Data records
-- START --
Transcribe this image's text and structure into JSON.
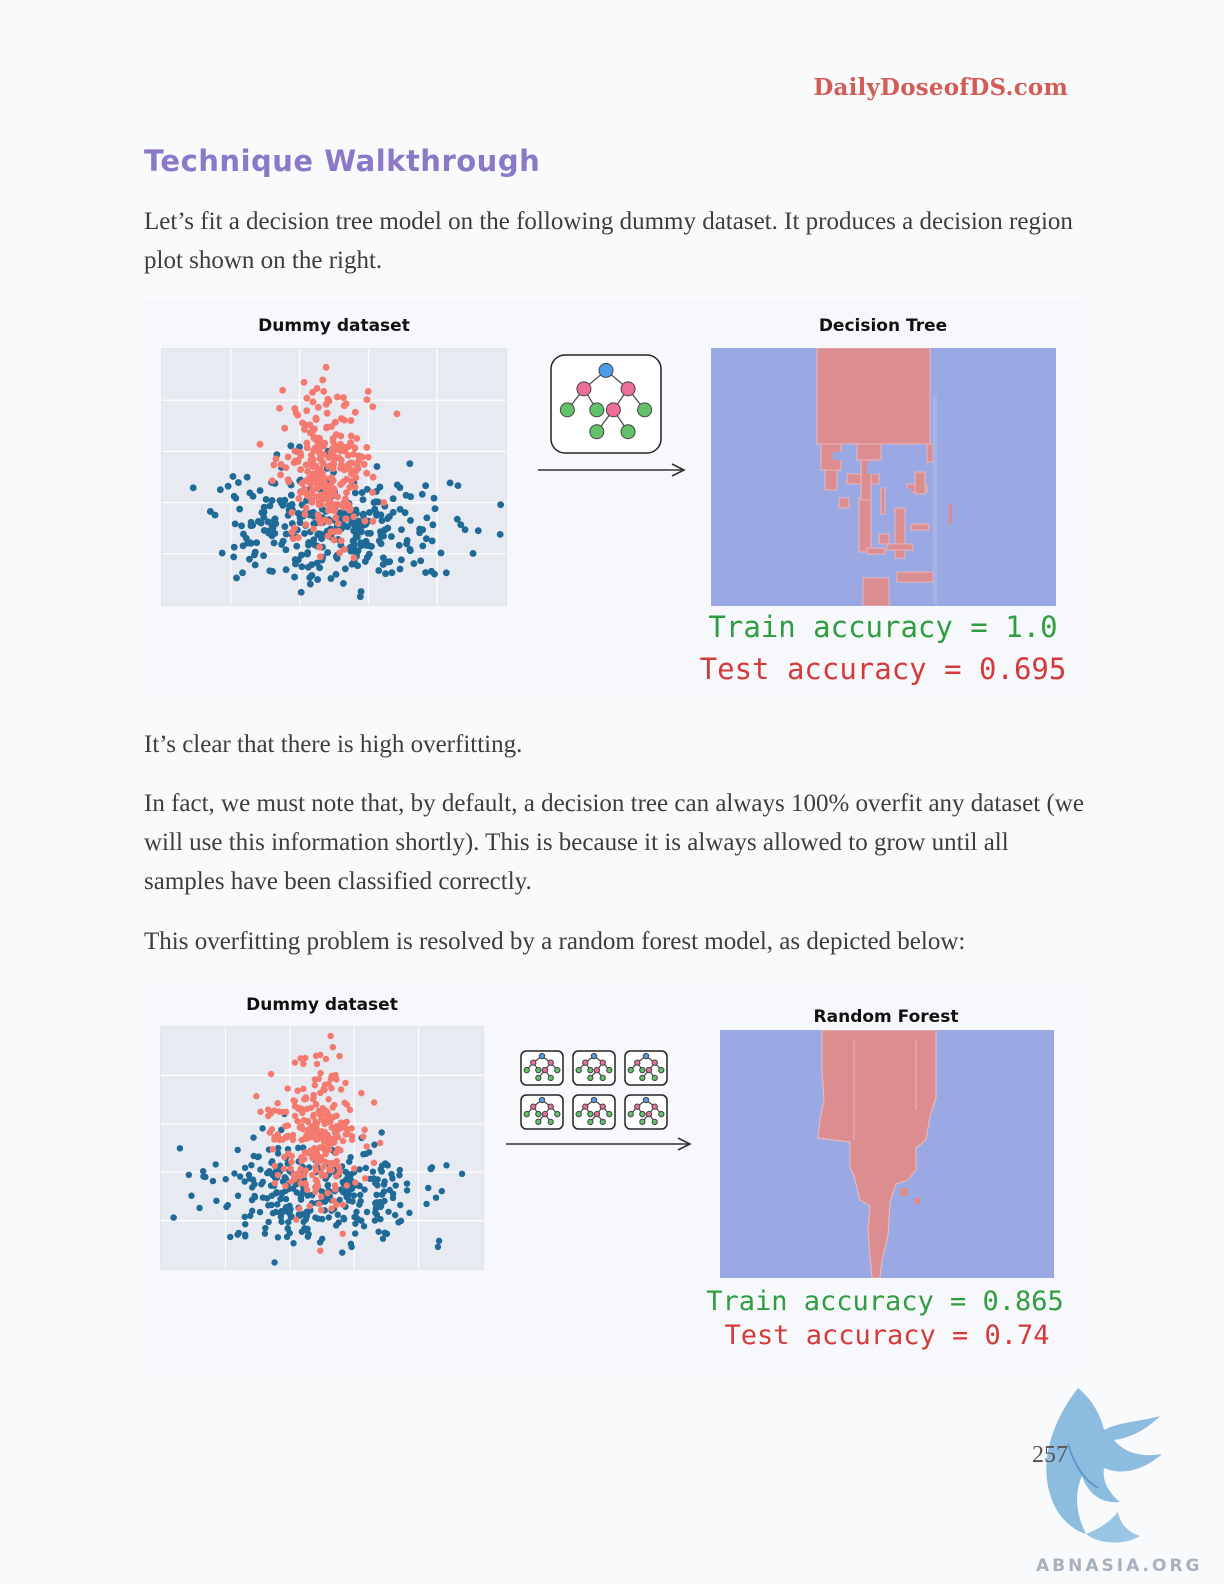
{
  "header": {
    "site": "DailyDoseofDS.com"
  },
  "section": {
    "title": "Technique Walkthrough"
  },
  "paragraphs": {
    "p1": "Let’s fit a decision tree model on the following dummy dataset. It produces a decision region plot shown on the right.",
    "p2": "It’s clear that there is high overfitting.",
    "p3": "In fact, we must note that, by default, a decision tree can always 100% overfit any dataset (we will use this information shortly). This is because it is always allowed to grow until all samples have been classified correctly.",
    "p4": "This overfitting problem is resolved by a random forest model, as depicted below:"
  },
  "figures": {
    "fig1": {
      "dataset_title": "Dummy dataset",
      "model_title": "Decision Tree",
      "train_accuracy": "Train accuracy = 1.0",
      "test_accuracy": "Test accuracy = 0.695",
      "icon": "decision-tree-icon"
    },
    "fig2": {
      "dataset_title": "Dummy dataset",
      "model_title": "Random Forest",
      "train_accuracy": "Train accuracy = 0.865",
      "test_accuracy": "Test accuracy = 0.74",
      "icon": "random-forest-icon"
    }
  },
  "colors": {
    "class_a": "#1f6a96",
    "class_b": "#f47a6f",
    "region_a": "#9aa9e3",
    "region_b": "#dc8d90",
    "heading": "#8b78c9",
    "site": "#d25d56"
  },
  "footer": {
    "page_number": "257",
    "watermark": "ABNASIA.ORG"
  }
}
-- END --
-- START --
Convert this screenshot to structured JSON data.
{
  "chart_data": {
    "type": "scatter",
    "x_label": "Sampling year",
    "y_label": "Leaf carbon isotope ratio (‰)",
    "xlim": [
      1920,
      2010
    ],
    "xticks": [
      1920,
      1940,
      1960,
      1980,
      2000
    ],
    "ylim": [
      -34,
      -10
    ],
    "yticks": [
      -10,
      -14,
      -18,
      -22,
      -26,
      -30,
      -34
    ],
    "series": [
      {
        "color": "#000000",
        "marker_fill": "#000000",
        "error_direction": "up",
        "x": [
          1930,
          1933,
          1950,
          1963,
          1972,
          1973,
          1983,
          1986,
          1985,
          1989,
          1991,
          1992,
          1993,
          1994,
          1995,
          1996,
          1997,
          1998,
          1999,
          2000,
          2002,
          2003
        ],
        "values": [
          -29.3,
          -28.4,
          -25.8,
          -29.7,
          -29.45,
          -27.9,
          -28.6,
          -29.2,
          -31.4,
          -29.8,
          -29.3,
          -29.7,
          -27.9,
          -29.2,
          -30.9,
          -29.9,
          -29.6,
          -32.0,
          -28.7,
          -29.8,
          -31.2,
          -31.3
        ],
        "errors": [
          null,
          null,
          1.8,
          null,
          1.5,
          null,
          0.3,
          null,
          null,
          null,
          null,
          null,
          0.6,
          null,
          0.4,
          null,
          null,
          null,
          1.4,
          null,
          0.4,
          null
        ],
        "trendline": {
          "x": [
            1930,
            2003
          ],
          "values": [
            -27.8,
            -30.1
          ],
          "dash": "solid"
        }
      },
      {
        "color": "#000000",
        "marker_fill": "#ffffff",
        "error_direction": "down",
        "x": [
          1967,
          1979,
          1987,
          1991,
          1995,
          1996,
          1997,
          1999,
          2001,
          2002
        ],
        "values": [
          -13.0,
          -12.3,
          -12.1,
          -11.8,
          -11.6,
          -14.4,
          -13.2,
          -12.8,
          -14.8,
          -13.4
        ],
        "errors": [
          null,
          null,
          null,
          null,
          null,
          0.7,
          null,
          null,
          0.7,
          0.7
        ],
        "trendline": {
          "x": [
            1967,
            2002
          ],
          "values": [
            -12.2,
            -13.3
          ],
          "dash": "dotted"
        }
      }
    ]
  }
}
-- END --
## [WHAT IS NEEDED]
Pick each line holding the word "dataset" out of the data and copy it.

## [RESPONSE BELOW]
    "p1": "Let’s fit a decision tree model on the following dummy dataset. It produces a decision region plot shown on the right.",
    "p3": "In fact, we must note that, by default, a decision tree can always 100% overfit any dataset (we will use this information shortly). This is because it is always allowed to grow until all samples have been classified correctly.",
      "dataset_title": "Dummy dataset",
      "dataset_title": "Dummy dataset",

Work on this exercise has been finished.